> Data items:
========

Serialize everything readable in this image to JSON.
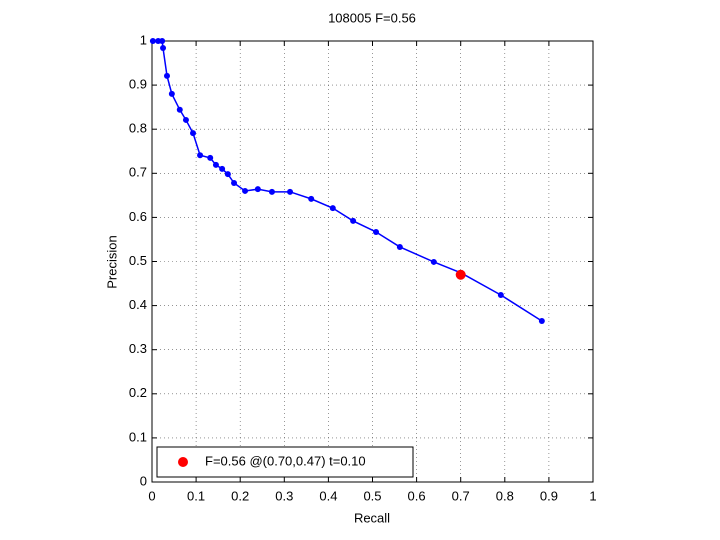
{
  "chart_data": {
    "type": "line",
    "title": "108005 F=0.56",
    "x_label": "Recall",
    "y_label": "Precision",
    "xlim": [
      0,
      1
    ],
    "ylim": [
      0,
      1
    ],
    "xticks": [
      0,
      0.1,
      0.2,
      0.3,
      0.4,
      0.5,
      0.6,
      0.7,
      0.8,
      0.9,
      1
    ],
    "yticks": [
      0,
      0.1,
      0.2,
      0.3,
      0.4,
      0.5,
      0.6,
      0.7,
      0.8,
      0.9,
      1
    ],
    "grid": true,
    "legend": "lower left",
    "series": [
      {
        "type": "line",
        "color": "#0000ff",
        "x": [
          0.002,
          0.014,
          0.023,
          0.025,
          0.034,
          0.045,
          0.063,
          0.077,
          0.093,
          0.109,
          0.132,
          0.145,
          0.159,
          0.172,
          0.186,
          0.211,
          0.24,
          0.272,
          0.313,
          0.361,
          0.41,
          0.456,
          0.508,
          0.562,
          0.639,
          0.701,
          0.791,
          0.884
        ],
        "values": [
          1,
          1,
          1,
          0.984,
          0.921,
          0.88,
          0.844,
          0.821,
          0.791,
          0.741,
          0.735,
          0.719,
          0.71,
          0.698,
          0.678,
          0.66,
          0.664,
          0.658,
          0.658,
          0.642,
          0.621,
          0.592,
          0.567,
          0.533,
          0.499,
          0.474,
          0.424,
          0.365
        ]
      },
      {
        "type": "scatter",
        "name": "F=0.56 @(0.70,0.47) t=0.10",
        "color": "#ff0000",
        "x": [
          0.7
        ],
        "values": [
          0.47
        ]
      }
    ]
  }
}
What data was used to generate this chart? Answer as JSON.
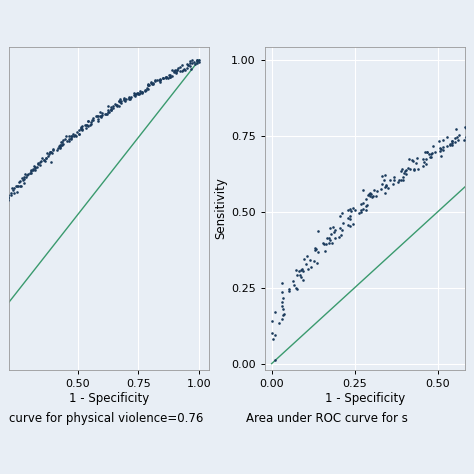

========

Select all lines in the listing above where the word "this" appears, and show them.

Serialize everything readable in this image to JSON.
What data was used to generate this chart? Answer as JSON.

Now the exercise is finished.